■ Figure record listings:

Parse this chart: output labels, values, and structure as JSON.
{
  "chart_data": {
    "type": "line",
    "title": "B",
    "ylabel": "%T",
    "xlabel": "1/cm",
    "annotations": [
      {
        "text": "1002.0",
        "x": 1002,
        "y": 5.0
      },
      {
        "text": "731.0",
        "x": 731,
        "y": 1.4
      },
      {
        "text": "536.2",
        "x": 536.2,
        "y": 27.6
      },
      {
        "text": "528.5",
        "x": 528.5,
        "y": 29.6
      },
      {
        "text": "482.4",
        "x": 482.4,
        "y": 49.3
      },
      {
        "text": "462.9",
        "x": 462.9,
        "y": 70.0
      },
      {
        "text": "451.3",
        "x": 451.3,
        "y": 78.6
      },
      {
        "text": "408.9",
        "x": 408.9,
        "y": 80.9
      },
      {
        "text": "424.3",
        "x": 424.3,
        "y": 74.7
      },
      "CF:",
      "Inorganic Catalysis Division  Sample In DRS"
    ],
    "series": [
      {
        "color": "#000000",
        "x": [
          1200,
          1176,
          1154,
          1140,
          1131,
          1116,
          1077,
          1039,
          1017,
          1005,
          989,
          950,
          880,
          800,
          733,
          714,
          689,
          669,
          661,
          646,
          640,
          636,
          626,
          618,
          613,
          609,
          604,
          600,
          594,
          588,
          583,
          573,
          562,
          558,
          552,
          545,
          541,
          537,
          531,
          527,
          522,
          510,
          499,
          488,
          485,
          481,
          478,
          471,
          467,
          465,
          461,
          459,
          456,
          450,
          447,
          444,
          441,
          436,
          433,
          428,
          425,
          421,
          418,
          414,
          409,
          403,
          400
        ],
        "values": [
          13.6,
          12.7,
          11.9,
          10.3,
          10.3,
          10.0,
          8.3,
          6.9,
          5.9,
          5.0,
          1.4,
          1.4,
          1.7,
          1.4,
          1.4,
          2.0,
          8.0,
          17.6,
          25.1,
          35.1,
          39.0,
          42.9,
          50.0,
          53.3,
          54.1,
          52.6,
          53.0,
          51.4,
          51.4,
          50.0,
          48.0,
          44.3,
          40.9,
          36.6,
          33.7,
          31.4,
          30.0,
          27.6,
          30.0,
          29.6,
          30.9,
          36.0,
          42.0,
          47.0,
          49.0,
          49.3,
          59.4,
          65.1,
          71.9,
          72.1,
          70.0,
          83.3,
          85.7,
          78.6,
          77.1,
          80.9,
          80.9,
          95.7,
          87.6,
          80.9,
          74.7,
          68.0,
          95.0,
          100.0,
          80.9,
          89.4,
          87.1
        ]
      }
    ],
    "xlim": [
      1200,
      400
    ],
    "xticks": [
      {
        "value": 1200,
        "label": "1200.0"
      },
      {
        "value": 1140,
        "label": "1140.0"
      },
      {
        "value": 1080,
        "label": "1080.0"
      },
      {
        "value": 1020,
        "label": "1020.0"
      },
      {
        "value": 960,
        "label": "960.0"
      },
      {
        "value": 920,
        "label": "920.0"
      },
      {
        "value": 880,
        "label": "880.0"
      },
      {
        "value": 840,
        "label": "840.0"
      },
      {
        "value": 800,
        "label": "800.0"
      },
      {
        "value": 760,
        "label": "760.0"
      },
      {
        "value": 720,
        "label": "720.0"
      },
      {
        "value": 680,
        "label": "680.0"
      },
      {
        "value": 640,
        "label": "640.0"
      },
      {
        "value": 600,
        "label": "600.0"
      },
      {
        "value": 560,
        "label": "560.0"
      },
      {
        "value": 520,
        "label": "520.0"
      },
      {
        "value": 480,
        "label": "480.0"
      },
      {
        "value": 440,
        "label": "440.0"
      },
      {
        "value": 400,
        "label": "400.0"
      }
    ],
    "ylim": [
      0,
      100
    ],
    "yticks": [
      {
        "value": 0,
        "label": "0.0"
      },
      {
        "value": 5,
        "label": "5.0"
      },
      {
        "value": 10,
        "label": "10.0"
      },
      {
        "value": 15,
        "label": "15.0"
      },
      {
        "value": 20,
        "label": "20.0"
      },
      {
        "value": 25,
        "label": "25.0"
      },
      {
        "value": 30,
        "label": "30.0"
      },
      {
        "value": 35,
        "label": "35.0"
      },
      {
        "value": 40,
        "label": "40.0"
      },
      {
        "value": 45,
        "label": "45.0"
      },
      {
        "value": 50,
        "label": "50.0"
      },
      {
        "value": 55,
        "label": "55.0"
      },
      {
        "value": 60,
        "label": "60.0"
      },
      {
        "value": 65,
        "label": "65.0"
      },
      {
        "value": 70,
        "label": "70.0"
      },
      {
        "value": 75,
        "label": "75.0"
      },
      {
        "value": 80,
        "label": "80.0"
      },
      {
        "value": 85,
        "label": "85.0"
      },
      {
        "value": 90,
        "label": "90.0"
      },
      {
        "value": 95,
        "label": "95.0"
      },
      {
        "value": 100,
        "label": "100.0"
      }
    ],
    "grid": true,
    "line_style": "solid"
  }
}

■ EXERCISE AIM:
Transcribe the records above exactly as they appear.

■ EXPECTED ANSWER:
Parse this chart: output labels, values, and structure as JSON.
{
  "chart_data": {
    "type": "line",
    "title": "B",
    "ylabel": "%T",
    "xlabel": "1/cm",
    "annotations": [
      {
        "text": "1002.0",
        "x": 1002,
        "y": 5.0
      },
      {
        "text": "731.0",
        "x": 731,
        "y": 1.4
      },
      {
        "text": "536.2",
        "x": 536.2,
        "y": 27.6
      },
      {
        "text": "528.5",
        "x": 528.5,
        "y": 29.6
      },
      {
        "text": "482.4",
        "x": 482.4,
        "y": 49.3
      },
      {
        "text": "462.9",
        "x": 462.9,
        "y": 70.0
      },
      {
        "text": "451.3",
        "x": 451.3,
        "y": 78.6
      },
      {
        "text": "408.9",
        "x": 408.9,
        "y": 80.9
      },
      {
        "text": "424.3",
        "x": 424.3,
        "y": 74.7
      },
      "CF:",
      "Inorganic Catalysis Division  Sample In DRS"
    ],
    "series": [
      {
        "color": "#000000",
        "x": [
          1200,
          1176,
          1154,
          1140,
          1131,
          1116,
          1077,
          1039,
          1017,
          1005,
          989,
          950,
          880,
          800,
          733,
          714,
          689,
          669,
          661,
          646,
          640,
          636,
          626,
          618,
          613,
          609,
          604,
          600,
          594,
          588,
          583,
          573,
          562,
          558,
          552,
          545,
          541,
          537,
          531,
          527,
          522,
          510,
          499,
          488,
          485,
          481,
          478,
          471,
          467,
          465,
          461,
          459,
          456,
          450,
          447,
          444,
          441,
          436,
          433,
          428,
          425,
          421,
          418,
          414,
          409,
          403,
          400
        ],
        "values": [
          13.6,
          12.7,
          11.9,
          10.3,
          10.3,
          10.0,
          8.3,
          6.9,
          5.9,
          5.0,
          1.4,
          1.4,
          1.7,
          1.4,
          1.4,
          2.0,
          8.0,
          17.6,
          25.1,
          35.1,
          39.0,
          42.9,
          50.0,
          53.3,
          54.1,
          52.6,
          53.0,
          51.4,
          51.4,
          50.0,
          48.0,
          44.3,
          40.9,
          36.6,
          33.7,
          31.4,
          30.0,
          27.6,
          30.0,
          29.6,
          30.9,
          36.0,
          42.0,
          47.0,
          49.0,
          49.3,
          59.4,
          65.1,
          71.9,
          72.1,
          70.0,
          83.3,
          85.7,
          78.6,
          77.1,
          80.9,
          80.9,
          95.7,
          87.6,
          80.9,
          74.7,
          68.0,
          95.0,
          100.0,
          80.9,
          89.4,
          87.1
        ]
      }
    ],
    "xlim": [
      1200,
      400
    ],
    "xticks": [
      {
        "value": 1200,
        "label": "1200.0"
      },
      {
        "value": 1140,
        "label": "1140.0"
      },
      {
        "value": 1080,
        "label": "1080.0"
      },
      {
        "value": 1020,
        "label": "1020.0"
      },
      {
        "value": 960,
        "label": "960.0"
      },
      {
        "value": 920,
        "label": "920.0"
      },
      {
        "value": 880,
        "label": "880.0"
      },
      {
        "value": 840,
        "label": "840.0"
      },
      {
        "value": 800,
        "label": "800.0"
      },
      {
        "value": 760,
        "label": "760.0"
      },
      {
        "value": 720,
        "label": "720.0"
      },
      {
        "value": 680,
        "label": "680.0"
      },
      {
        "value": 640,
        "label": "640.0"
      },
      {
        "value": 600,
        "label": "600.0"
      },
      {
        "value": 560,
        "label": "560.0"
      },
      {
        "value": 520,
        "label": "520.0"
      },
      {
        "value": 480,
        "label": "480.0"
      },
      {
        "value": 440,
        "label": "440.0"
      },
      {
        "value": 400,
        "label": "400.0"
      }
    ],
    "ylim": [
      0,
      100
    ],
    "yticks": [
      {
        "value": 0,
        "label": "0.0"
      },
      {
        "value": 5,
        "label": "5.0"
      },
      {
        "value": 10,
        "label": "10.0"
      },
      {
        "value": 15,
        "label": "15.0"
      },
      {
        "value": 20,
        "label": "20.0"
      },
      {
        "value": 25,
        "label": "25.0"
      },
      {
        "value": 30,
        "label": "30.0"
      },
      {
        "value": 35,
        "label": "35.0"
      },
      {
        "value": 40,
        "label": "40.0"
      },
      {
        "value": 45,
        "label": "45.0"
      },
      {
        "value": 50,
        "label": "50.0"
      },
      {
        "value": 55,
        "label": "55.0"
      },
      {
        "value": 60,
        "label": "60.0"
      },
      {
        "value": 65,
        "label": "65.0"
      },
      {
        "value": 70,
        "label": "70.0"
      },
      {
        "value": 75,
        "label": "75.0"
      },
      {
        "value": 80,
        "label": "80.0"
      },
      {
        "value": 85,
        "label": "85.0"
      },
      {
        "value": 90,
        "label": "90.0"
      },
      {
        "value": 95,
        "label": "95.0"
      },
      {
        "value": 100,
        "label": "100.0"
      }
    ],
    "grid": true,
    "line_style": "solid"
  }
}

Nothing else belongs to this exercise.